_TASK TO COMPLETE_: Search the listing below for the word "horizontal" and copy each line that holds it.
[Start SUPPLIED RECORDS]
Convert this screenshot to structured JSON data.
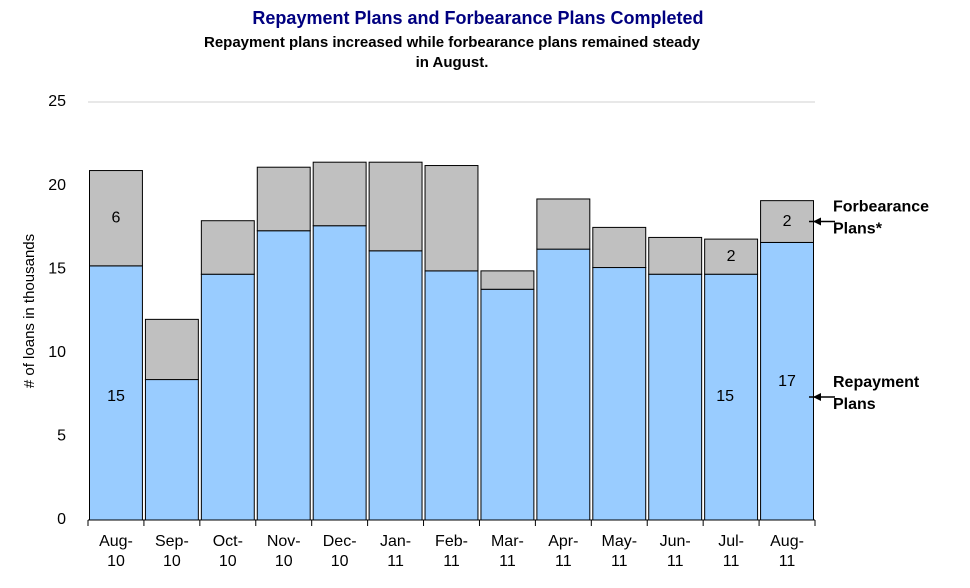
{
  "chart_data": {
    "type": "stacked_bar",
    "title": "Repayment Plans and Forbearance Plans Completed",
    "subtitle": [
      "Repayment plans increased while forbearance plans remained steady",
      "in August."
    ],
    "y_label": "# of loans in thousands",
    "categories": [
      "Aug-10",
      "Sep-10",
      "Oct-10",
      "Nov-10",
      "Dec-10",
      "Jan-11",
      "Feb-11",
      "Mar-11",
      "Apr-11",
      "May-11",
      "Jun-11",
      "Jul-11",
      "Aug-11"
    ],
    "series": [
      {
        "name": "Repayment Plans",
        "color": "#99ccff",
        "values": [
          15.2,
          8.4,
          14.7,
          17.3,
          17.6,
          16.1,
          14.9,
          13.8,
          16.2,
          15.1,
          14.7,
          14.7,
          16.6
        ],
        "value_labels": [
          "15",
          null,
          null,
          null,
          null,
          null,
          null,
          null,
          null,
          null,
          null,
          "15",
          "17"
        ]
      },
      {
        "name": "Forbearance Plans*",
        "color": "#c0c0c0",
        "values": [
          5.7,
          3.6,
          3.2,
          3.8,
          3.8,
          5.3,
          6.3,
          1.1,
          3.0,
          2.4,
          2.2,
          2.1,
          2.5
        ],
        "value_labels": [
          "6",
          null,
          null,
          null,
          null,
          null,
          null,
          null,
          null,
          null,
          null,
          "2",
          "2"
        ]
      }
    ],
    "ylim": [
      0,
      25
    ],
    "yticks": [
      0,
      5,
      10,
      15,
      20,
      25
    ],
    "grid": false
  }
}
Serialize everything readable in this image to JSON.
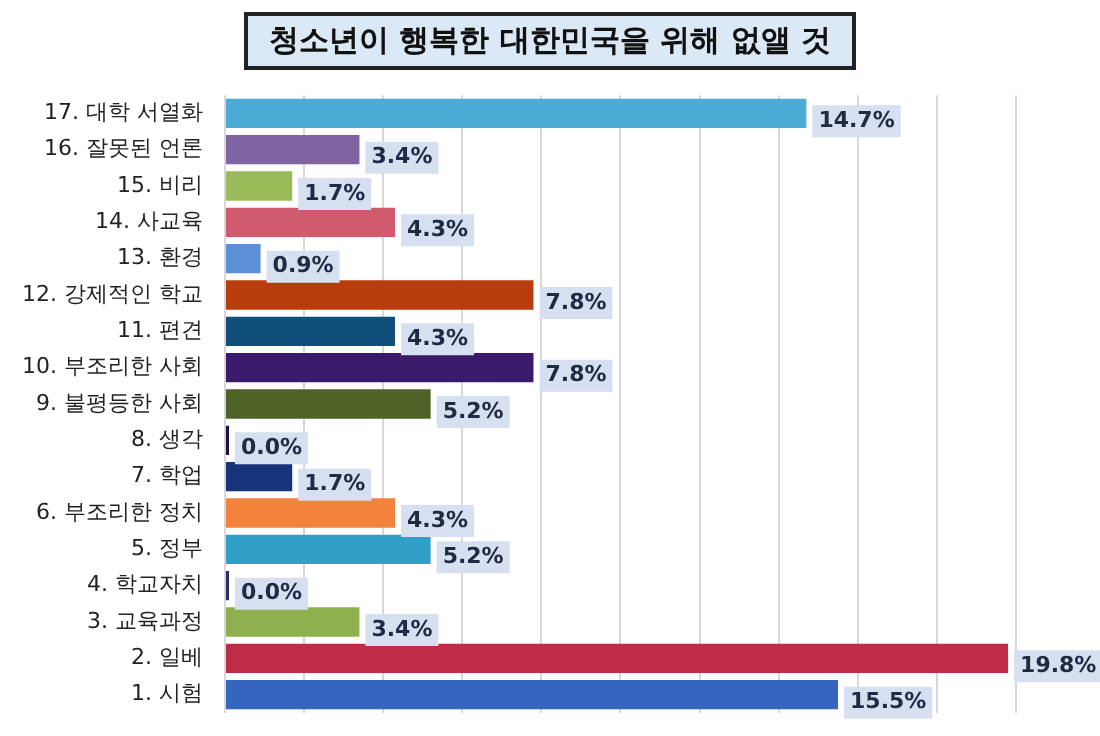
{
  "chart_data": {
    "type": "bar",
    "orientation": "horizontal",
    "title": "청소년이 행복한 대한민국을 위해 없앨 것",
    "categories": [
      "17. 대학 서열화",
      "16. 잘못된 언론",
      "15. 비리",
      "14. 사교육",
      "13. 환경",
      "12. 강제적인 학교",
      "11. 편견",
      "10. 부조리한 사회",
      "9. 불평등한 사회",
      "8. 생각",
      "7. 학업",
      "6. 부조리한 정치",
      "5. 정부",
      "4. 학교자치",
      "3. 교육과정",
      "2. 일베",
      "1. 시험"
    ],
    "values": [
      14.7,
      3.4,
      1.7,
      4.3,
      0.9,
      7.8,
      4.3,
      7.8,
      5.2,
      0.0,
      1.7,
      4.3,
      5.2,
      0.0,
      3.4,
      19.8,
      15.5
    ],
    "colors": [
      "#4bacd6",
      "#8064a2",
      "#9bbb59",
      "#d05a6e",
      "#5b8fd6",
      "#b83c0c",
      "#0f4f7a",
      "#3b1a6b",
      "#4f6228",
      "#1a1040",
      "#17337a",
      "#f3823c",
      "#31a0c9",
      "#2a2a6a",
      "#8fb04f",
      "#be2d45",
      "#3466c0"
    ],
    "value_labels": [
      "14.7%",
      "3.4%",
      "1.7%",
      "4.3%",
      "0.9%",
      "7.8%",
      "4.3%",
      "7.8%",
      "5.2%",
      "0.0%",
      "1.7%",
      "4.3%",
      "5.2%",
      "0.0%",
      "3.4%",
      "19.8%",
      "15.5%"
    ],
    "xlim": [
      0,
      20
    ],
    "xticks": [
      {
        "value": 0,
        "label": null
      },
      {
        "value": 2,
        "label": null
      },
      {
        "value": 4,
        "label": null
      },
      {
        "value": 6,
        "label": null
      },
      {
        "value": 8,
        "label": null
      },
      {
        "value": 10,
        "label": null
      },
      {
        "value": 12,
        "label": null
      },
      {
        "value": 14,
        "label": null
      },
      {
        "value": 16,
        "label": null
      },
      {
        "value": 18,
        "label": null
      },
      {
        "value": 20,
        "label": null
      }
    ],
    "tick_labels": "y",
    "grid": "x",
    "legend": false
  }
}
[End SUPPLIED RECORDS]
[Start SUPPLIED RECORDS]
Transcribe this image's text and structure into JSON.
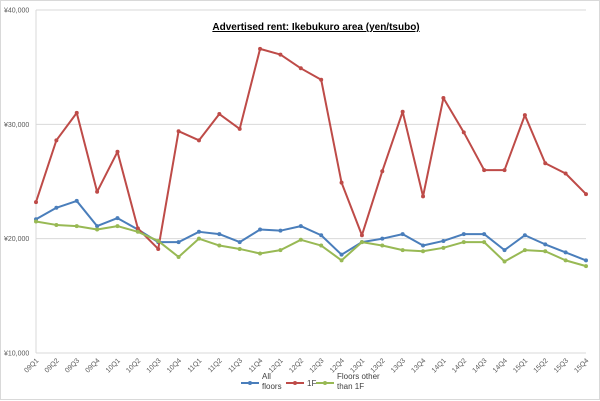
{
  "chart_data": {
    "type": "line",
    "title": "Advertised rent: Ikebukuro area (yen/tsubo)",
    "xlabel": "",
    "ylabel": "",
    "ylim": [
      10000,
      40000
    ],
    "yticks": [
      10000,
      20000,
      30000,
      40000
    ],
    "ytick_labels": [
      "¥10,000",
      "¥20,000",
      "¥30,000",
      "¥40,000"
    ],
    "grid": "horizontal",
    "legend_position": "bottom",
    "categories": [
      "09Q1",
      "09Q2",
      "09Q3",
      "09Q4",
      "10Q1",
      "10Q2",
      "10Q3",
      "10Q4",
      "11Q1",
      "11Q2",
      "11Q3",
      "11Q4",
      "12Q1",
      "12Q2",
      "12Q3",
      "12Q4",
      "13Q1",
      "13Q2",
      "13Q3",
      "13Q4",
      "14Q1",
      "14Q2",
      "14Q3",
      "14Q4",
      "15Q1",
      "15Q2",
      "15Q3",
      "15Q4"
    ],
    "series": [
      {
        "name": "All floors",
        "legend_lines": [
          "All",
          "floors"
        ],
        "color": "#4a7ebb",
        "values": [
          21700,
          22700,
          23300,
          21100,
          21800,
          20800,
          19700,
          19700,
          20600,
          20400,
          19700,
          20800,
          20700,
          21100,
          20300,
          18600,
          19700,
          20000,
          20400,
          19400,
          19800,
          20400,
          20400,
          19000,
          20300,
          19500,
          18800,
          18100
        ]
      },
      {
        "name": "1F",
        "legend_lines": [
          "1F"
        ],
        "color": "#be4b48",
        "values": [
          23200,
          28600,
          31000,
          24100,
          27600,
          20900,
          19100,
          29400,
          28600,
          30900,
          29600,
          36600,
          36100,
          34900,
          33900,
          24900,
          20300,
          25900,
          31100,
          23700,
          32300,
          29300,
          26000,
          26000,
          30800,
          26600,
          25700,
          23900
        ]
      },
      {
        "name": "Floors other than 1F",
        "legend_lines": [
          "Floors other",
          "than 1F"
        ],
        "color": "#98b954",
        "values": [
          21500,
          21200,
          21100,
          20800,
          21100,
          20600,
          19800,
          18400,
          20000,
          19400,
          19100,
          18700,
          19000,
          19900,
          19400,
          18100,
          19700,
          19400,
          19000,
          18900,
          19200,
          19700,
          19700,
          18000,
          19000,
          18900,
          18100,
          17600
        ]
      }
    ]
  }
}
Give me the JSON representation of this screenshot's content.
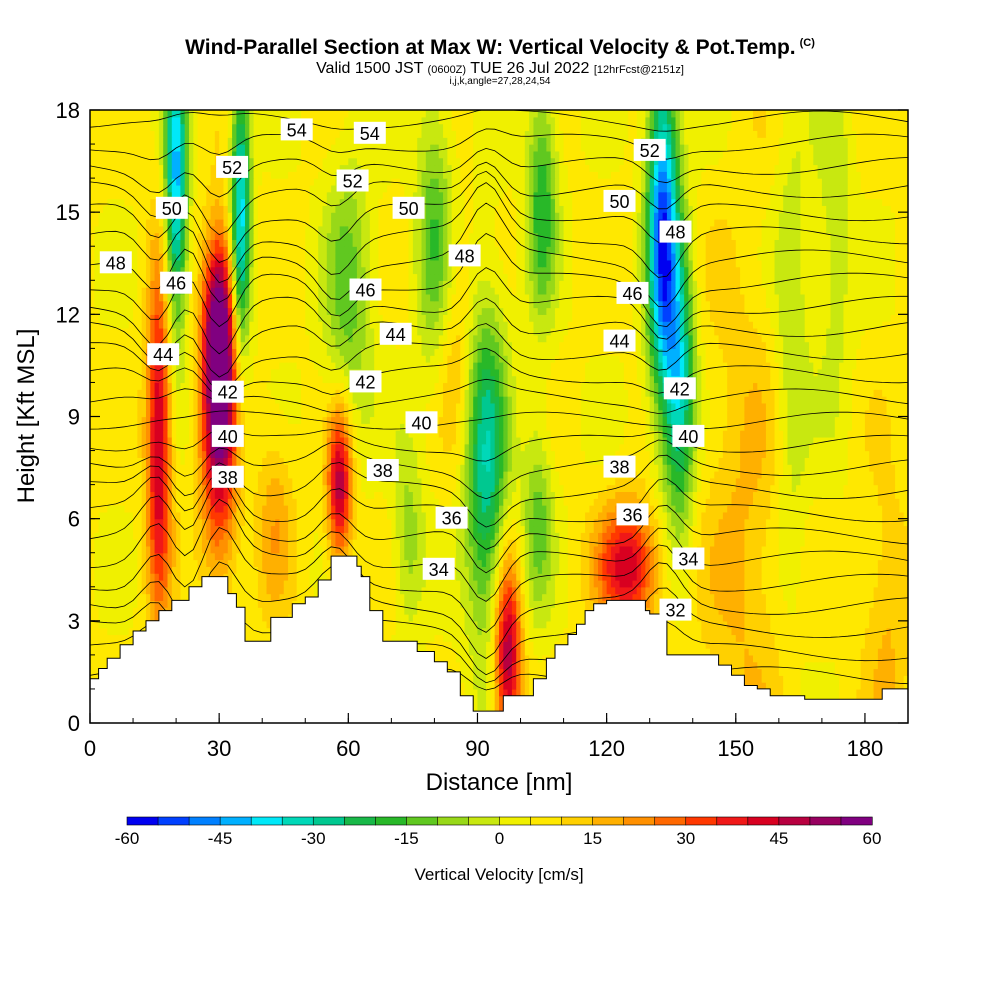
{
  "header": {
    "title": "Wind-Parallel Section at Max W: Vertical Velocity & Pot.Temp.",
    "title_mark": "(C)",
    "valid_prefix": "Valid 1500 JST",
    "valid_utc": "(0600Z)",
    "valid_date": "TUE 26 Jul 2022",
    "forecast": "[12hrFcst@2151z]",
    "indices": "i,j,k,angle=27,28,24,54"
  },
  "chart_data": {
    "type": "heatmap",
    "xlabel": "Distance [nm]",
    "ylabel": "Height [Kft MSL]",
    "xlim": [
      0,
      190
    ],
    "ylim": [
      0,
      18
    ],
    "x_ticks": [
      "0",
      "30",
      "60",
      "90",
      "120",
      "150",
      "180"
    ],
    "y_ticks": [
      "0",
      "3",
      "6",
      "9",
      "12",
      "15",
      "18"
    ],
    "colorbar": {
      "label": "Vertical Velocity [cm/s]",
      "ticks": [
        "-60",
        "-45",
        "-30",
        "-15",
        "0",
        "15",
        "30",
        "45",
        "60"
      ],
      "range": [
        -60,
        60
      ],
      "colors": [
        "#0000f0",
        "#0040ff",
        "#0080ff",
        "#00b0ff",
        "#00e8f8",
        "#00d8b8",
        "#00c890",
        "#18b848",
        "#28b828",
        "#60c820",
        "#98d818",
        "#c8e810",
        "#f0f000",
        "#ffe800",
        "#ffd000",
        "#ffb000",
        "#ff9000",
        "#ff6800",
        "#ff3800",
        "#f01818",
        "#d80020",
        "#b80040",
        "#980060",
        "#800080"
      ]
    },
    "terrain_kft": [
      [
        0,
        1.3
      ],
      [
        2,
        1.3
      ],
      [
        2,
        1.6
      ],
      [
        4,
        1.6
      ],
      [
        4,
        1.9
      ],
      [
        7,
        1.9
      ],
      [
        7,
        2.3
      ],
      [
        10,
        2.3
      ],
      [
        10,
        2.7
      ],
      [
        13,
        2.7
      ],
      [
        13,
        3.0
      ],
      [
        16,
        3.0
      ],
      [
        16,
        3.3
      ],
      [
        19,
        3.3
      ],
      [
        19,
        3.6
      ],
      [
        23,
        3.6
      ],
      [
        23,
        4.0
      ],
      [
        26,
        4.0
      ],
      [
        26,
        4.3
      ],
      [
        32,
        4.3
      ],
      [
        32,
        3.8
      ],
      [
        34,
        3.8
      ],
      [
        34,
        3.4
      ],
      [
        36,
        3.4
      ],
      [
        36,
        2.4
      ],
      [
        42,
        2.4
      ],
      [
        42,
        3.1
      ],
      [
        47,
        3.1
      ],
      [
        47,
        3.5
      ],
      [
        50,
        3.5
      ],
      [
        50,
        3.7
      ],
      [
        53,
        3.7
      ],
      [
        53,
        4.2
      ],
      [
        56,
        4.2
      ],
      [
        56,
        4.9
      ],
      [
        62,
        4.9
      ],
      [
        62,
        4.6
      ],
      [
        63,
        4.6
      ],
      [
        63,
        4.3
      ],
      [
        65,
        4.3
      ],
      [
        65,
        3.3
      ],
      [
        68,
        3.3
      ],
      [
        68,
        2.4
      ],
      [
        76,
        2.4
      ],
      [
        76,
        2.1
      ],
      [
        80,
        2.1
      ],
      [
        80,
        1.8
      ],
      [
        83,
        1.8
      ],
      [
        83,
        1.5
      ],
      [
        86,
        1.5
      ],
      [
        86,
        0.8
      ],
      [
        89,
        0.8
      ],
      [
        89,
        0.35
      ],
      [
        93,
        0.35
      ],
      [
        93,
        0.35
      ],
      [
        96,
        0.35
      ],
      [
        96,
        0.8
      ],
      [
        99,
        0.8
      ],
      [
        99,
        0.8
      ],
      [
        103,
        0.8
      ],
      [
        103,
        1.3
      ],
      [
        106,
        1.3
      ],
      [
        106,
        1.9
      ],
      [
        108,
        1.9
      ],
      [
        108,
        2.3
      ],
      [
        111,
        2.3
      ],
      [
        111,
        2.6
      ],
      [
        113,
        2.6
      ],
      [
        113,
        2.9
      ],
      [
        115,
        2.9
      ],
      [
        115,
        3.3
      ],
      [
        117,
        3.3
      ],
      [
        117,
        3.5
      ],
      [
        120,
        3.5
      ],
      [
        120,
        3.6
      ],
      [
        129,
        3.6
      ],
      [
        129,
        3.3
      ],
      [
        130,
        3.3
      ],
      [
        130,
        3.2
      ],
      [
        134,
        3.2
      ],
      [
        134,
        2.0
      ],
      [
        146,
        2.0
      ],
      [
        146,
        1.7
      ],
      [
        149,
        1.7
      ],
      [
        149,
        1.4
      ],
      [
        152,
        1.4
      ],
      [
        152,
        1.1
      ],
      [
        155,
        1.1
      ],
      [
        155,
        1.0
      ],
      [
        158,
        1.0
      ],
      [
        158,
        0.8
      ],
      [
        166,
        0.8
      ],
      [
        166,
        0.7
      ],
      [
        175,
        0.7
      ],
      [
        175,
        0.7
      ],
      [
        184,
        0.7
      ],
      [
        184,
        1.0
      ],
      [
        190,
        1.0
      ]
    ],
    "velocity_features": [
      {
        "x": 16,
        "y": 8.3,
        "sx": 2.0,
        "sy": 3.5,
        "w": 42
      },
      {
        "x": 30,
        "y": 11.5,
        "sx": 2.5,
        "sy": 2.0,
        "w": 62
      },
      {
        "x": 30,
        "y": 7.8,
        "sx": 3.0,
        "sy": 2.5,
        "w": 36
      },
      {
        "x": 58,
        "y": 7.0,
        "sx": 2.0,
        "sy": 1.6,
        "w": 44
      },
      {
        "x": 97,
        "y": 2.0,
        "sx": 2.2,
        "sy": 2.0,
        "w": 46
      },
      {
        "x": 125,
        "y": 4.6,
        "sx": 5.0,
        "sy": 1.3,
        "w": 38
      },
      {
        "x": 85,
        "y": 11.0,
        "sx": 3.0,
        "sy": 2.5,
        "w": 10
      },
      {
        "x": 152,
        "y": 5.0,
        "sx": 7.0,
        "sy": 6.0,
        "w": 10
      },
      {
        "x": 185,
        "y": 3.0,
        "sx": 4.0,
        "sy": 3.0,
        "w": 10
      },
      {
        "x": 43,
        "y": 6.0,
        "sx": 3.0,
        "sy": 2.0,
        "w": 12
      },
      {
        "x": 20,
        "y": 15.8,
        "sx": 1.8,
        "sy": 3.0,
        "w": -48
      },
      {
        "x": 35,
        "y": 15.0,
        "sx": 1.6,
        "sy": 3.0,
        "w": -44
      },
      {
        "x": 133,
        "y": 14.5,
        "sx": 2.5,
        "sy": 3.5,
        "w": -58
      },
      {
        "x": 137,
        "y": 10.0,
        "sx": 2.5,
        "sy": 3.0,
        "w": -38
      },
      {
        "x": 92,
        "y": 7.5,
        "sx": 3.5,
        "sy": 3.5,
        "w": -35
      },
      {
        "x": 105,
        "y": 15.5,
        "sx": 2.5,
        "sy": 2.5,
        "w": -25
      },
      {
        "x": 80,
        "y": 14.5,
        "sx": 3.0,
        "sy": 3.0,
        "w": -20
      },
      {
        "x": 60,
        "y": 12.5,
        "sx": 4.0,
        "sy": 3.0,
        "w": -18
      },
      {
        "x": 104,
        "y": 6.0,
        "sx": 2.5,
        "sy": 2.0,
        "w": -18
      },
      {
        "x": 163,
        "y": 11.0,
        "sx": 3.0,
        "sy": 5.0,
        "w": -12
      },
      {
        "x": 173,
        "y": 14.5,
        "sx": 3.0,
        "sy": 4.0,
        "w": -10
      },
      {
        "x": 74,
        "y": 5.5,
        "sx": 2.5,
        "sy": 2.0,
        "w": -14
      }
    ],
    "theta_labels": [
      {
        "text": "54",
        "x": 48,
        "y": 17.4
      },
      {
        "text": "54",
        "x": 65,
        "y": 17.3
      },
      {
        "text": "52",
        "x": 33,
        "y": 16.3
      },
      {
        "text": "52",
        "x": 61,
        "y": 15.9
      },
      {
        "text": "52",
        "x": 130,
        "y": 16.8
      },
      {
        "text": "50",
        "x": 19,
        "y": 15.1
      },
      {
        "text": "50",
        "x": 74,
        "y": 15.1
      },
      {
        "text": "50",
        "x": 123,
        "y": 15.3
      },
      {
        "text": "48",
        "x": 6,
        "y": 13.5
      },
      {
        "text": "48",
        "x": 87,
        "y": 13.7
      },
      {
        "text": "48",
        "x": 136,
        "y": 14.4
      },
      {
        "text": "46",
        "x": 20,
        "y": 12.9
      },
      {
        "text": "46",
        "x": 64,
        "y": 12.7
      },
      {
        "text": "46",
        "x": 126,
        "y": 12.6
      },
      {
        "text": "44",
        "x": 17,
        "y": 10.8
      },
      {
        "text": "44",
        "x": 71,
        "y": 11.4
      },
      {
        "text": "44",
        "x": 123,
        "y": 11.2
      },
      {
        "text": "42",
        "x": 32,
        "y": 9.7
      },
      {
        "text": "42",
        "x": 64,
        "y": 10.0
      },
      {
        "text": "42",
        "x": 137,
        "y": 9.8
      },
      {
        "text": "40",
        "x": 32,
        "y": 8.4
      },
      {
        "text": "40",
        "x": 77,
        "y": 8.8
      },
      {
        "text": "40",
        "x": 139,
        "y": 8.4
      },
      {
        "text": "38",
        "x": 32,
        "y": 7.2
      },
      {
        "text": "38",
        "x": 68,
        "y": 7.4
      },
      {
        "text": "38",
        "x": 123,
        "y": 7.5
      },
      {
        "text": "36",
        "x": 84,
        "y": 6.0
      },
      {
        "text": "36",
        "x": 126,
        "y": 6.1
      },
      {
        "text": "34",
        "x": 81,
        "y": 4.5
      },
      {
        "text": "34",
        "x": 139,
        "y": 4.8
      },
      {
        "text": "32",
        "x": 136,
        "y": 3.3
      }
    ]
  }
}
[End SUPPLIED RECORDS]
_SOLUTION_:
    "orientation": "horizontal",
    "grid": "horizontal",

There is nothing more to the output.